* Aim *
Reproduce each line bearing the word "carbon".

[Figure record extracts]
----

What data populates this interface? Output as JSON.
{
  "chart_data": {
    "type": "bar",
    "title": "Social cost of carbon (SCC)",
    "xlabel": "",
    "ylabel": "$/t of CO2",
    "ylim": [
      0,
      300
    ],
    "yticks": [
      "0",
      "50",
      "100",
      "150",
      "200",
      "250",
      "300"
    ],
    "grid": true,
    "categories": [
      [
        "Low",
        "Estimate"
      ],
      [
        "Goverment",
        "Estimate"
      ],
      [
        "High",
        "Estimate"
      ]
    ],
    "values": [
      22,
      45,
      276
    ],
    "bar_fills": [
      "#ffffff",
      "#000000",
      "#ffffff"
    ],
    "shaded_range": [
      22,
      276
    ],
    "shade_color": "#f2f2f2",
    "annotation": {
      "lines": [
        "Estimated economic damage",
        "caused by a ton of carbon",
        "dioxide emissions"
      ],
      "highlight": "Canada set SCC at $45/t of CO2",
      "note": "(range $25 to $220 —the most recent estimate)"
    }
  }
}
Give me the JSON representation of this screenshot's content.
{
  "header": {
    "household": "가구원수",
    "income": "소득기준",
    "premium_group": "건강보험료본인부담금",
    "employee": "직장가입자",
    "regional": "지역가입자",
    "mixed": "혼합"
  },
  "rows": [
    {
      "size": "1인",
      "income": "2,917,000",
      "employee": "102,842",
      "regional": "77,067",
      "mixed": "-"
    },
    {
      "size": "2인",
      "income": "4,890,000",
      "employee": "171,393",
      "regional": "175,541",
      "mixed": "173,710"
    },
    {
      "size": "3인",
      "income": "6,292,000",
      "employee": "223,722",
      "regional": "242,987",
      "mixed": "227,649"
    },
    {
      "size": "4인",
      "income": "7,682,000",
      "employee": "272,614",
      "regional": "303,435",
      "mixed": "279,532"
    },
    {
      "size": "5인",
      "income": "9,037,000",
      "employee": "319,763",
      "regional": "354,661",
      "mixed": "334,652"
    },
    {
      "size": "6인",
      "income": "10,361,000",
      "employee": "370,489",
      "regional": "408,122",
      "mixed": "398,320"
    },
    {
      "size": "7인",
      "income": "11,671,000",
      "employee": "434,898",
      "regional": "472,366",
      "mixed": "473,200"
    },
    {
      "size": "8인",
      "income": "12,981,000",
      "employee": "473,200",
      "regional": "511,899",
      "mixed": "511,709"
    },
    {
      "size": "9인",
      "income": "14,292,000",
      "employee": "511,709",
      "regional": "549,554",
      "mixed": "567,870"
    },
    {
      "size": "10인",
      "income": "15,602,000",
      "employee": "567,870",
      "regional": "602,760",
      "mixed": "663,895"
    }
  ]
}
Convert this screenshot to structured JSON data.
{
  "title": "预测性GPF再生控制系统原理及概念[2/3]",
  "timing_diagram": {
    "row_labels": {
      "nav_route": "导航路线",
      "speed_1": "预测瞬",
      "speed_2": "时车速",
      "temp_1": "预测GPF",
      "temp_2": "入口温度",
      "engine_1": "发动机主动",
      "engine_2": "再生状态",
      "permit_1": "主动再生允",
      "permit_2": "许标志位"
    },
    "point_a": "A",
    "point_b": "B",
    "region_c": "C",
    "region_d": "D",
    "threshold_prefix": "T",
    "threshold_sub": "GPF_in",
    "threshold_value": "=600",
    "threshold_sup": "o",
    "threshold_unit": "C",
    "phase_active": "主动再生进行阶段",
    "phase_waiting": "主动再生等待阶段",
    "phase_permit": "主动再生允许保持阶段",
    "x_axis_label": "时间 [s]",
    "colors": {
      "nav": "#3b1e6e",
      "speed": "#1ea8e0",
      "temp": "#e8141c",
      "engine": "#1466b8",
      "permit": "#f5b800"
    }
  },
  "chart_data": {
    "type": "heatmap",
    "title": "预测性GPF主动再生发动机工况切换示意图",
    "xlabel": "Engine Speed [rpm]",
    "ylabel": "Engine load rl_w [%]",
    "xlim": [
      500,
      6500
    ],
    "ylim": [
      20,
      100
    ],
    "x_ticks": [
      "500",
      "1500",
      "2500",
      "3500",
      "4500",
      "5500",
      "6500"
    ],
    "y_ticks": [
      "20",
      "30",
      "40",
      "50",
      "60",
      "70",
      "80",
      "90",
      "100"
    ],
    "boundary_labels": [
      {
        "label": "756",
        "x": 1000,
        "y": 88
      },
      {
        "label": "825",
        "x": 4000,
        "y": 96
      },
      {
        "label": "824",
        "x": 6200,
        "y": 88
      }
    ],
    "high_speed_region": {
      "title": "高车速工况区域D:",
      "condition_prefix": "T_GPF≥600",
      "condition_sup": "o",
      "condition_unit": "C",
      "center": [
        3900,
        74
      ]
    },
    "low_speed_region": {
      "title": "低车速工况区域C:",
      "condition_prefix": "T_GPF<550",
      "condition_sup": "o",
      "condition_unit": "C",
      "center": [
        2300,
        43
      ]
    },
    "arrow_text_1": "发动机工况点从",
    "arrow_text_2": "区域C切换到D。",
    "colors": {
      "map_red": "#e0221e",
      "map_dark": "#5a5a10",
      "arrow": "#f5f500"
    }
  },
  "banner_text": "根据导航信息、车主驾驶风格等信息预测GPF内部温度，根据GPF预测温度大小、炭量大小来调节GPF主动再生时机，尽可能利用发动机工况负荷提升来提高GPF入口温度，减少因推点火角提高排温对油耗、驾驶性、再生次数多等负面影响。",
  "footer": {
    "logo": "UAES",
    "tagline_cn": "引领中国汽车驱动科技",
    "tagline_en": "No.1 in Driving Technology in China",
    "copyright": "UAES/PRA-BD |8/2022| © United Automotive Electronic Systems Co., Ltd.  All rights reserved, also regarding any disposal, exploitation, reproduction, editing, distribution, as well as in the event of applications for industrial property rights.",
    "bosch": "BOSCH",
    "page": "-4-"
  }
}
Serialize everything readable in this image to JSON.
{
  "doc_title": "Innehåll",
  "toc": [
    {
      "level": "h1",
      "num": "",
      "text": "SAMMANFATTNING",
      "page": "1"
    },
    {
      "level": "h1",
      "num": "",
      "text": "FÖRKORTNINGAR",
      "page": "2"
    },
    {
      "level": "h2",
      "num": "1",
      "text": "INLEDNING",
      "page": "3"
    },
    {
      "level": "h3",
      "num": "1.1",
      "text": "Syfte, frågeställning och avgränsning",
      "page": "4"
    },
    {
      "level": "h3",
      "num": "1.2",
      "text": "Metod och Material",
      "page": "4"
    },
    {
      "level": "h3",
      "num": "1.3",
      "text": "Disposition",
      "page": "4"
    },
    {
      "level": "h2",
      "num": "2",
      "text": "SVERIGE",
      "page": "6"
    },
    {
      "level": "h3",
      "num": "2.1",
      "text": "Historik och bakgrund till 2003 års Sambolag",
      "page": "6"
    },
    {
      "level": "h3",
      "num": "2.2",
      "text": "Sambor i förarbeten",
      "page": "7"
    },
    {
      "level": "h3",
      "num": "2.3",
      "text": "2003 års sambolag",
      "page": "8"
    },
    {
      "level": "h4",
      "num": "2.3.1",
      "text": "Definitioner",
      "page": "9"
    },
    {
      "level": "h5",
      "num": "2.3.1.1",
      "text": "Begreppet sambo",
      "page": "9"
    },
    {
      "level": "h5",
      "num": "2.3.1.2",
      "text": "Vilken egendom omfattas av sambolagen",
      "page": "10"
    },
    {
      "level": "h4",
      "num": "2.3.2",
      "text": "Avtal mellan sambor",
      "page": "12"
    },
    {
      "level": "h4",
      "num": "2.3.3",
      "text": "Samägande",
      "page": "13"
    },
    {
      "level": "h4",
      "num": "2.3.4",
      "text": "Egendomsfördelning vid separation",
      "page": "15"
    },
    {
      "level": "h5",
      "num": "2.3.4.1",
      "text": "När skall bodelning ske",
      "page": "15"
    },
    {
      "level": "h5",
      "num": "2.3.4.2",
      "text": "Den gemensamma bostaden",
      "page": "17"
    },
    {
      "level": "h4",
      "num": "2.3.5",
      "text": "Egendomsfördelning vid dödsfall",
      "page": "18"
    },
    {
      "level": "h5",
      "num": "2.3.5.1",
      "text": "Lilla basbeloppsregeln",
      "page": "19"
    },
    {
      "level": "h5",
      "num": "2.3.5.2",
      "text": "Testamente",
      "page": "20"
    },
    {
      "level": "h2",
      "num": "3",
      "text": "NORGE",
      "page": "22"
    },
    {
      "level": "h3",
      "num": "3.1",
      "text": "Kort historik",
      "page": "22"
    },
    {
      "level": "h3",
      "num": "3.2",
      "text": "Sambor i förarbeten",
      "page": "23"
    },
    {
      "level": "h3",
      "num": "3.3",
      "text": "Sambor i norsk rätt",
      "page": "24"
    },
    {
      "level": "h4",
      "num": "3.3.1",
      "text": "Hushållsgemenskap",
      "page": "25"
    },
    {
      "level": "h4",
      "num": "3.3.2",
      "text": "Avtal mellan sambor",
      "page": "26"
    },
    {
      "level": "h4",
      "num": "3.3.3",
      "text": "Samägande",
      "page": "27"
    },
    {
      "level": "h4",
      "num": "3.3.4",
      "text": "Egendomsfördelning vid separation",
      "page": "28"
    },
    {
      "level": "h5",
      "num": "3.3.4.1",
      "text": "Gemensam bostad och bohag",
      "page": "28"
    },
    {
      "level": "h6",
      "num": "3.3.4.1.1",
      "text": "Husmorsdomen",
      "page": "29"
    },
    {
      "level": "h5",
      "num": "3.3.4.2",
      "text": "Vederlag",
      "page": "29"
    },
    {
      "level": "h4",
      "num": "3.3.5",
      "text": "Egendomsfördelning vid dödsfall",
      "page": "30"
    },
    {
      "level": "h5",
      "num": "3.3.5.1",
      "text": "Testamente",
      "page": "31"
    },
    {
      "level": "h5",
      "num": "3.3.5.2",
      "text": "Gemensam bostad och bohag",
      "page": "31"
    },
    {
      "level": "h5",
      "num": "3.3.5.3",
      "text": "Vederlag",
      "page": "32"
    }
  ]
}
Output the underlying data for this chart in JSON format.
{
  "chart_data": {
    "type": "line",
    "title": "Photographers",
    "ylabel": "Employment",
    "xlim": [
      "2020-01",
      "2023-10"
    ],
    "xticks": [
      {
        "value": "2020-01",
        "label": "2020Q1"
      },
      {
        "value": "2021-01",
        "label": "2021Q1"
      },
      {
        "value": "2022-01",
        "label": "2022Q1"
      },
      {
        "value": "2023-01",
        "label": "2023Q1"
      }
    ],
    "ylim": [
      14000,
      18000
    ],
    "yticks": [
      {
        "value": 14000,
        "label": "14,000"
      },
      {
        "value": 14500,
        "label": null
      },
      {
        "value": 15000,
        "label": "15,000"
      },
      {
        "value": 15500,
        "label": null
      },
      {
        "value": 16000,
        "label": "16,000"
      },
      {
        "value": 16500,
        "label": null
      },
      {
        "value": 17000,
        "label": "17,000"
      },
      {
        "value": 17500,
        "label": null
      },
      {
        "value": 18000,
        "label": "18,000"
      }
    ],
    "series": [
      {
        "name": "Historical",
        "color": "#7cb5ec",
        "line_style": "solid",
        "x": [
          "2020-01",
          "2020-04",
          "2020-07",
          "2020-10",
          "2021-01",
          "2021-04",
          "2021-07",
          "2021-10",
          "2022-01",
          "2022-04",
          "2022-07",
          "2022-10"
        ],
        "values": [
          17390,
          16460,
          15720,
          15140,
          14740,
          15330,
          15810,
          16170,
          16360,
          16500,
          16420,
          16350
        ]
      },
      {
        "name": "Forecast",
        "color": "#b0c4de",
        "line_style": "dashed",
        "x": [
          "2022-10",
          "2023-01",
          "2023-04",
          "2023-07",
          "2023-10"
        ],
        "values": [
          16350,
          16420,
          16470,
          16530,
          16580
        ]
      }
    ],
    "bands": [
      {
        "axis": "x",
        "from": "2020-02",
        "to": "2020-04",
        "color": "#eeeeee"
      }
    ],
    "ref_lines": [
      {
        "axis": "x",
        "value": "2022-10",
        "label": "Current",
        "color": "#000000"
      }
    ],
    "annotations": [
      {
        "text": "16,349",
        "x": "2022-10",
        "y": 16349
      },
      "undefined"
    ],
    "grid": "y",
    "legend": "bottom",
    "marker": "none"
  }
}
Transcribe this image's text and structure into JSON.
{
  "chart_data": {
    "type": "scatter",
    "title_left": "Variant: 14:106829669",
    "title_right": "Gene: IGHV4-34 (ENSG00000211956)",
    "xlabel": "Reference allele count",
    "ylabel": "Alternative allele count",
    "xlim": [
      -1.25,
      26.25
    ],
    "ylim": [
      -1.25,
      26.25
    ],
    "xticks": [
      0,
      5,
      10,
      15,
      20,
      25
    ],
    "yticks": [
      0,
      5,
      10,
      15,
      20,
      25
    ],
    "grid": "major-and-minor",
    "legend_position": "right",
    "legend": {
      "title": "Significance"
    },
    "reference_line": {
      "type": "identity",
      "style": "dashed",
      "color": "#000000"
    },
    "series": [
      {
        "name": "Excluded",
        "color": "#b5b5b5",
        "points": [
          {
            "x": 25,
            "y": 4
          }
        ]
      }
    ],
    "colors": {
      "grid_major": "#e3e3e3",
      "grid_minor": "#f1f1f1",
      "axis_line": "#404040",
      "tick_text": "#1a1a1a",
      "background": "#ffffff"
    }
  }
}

----

* Response to this task *
    "title": "Social cost of carbon (SCC)",
        "caused by a ton of carbon",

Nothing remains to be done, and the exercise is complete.